--- START OF Material for the task ---

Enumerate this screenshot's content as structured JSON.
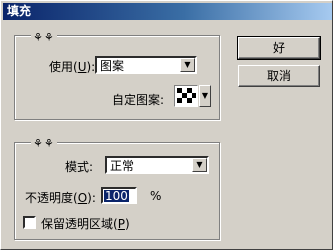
{
  "window": {
    "title": "填充"
  },
  "buttons": {
    "ok": "好",
    "cancel": "取消"
  },
  "contents": {
    "use_label": "使用",
    "use_hotkey": "U",
    "use_value": "图案",
    "custom_pattern_label": "自定图案:"
  },
  "blending": {
    "mode_label": "模式:",
    "mode_value": "正常",
    "opacity_label": "不透明度",
    "opacity_hotkey": "O",
    "opacity_value": "100",
    "opacity_unit": "%",
    "preserve_label": "保留透明区域",
    "preserve_hotkey": "P",
    "preserve_checked": false
  },
  "colors": {
    "titlebar_start": "#0a246a",
    "face": "#d4d0c8"
  },
  "icons": {
    "dropdown": "chevron-down-icon",
    "grip": "group-grip-icon"
  }
}
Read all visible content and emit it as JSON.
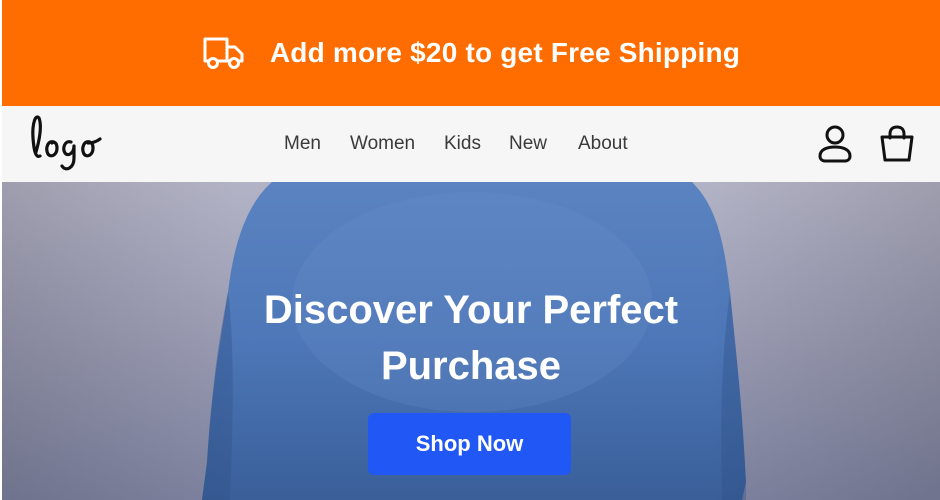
{
  "promo": {
    "icon": "truck-icon",
    "text": "Add more $20 to get Free Shipping",
    "background": "#ff6c00"
  },
  "header": {
    "logo_text": "logo",
    "nav": [
      "Men",
      "Women",
      "Kids",
      "New",
      "About"
    ],
    "icons": [
      "user-icon",
      "shopping-bag-icon"
    ]
  },
  "hero": {
    "title_line1": "Discover Your Perfect",
    "title_line2": "Purchase",
    "cta_label": "Shop Now",
    "cta_color": "#2158f5"
  }
}
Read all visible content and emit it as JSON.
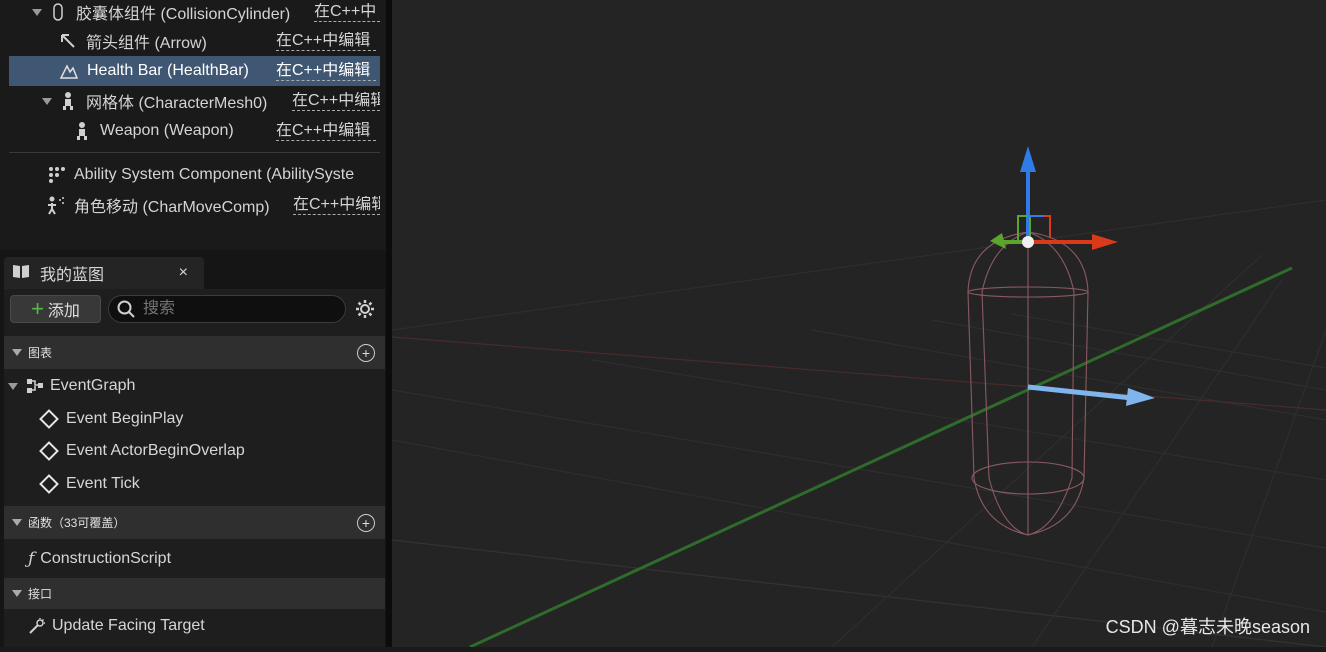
{
  "components": {
    "capsule": {
      "label": "胶囊体组件 (CollisionCylinder)",
      "edit": "在C++中"
    },
    "arrow": {
      "label": "箭头组件 (Arrow)",
      "edit": "在C++中编辑"
    },
    "healthbar": {
      "label": "Health Bar (HealthBar)",
      "edit": "在C++中编辑"
    },
    "mesh": {
      "label": "网格体 (CharacterMesh0)",
      "edit": "在C++中编辑"
    },
    "weapon": {
      "label": "Weapon (Weapon)",
      "edit": "在C++中编辑"
    },
    "ability": {
      "label": "Ability System Component (AbilitySyste"
    },
    "charmove": {
      "label": "角色移动 (CharMoveComp)",
      "edit": "在C++中编辑"
    }
  },
  "my_blueprint": {
    "tab_title": "我的蓝图",
    "close": "×",
    "add_label": "添加",
    "search_placeholder": "搜索",
    "sections": {
      "graphs": "图表",
      "functions": "函数（33可覆盖）",
      "interfaces": "接口"
    },
    "event_graph": "EventGraph",
    "events": [
      "Event BeginPlay",
      "Event ActorBeginOverlap",
      "Event Tick"
    ],
    "construction_script": "ConstructionScript",
    "interface_item": "Update Facing Target"
  },
  "watermark": "CSDN @暮志未晚season",
  "colors": {
    "selection": "#3f5773",
    "gizmo_z": "#2f7be8",
    "gizmo_x": "#d93a1a",
    "gizmo_y": "#5aa52a",
    "forward_arrow": "#7fb4ec",
    "capsule_wire": "#8a5a62"
  }
}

--- END OF Material for the task ---

- **What the task asks**
The records above must be printed exactly; the pictures stay out.

- **Worked answer**
Enumerate this screenshot's content as structured JSON.
{
  "window": {
    "title": "填充"
  },
  "buttons": {
    "ok": "好",
    "cancel": "取消"
  },
  "contents": {
    "use_label": "使用",
    "use_hotkey": "U",
    "use_value": "图案",
    "custom_pattern_label": "自定图案:"
  },
  "blending": {
    "mode_label": "模式:",
    "mode_value": "正常",
    "opacity_label": "不透明度",
    "opacity_hotkey": "O",
    "opacity_value": "100",
    "opacity_unit": "%",
    "preserve_label": "保留透明区域",
    "preserve_hotkey": "P",
    "preserve_checked": false
  },
  "colors": {
    "titlebar_start": "#0a246a",
    "face": "#d4d0c8"
  },
  "icons": {
    "dropdown": "chevron-down-icon",
    "grip": "group-grip-icon"
  }
}
Read all visible content and emit it as JSON.
{
  "promo": {
    "icon": "truck-icon",
    "text": "Add more $20 to get Free Shipping",
    "background": "#ff6c00"
  },
  "header": {
    "logo_text": "logo",
    "nav": [
      "Men",
      "Women",
      "Kids",
      "New",
      "About"
    ],
    "icons": [
      "user-icon",
      "shopping-bag-icon"
    ]
  },
  "hero": {
    "title_line1": "Discover Your Perfect",
    "title_line2": "Purchase",
    "cta_label": "Shop Now",
    "cta_color": "#2158f5"
  }
}
Read all visible content and emit it as JSON.
{
  "components": {
    "capsule": {
      "label": "胶囊体组件 (CollisionCylinder)",
      "edit": "在C++中"
    },
    "arrow": {
      "label": "箭头组件 (Arrow)",
      "edit": "在C++中编辑"
    },
    "healthbar": {
      "label": "Health Bar (HealthBar)",
      "edit": "在C++中编辑"
    },
    "mesh": {
      "label": "网格体 (CharacterMesh0)",
      "edit": "在C++中编辑"
    },
    "weapon": {
      "label": "Weapon (Weapon)",
      "edit": "在C++中编辑"
    },
    "ability": {
      "label": "Ability System Component (AbilitySyste"
    },
    "charmove": {
      "label": "角色移动 (CharMoveComp)",
      "edit": "在C++中编辑"
    }
  },
  "my_blueprint": {
    "tab_title": "我的蓝图",
    "close": "×",
    "add_label": "添加",
    "search_placeholder": "搜索",
    "sections": {
      "graphs": "图表",
      "functions": "函数（33可覆盖）",
      "interfaces": "接口"
    },
    "event_graph": "EventGraph",
    "events": [
      "Event BeginPlay",
      "Event ActorBeginOverlap",
      "Event Tick"
    ],
    "construction_script": "ConstructionScript",
    "interface_item": "Update Facing Target"
  },
  "watermark": "CSDN @暮志未晚season",
  "colors": {
    "selection": "#3f5773",
    "gizmo_z": "#2f7be8",
    "gizmo_x": "#d93a1a",
    "gizmo_y": "#5aa52a",
    "forward_arrow": "#7fb4ec",
    "capsule_wire": "#8a5a62"
  }
}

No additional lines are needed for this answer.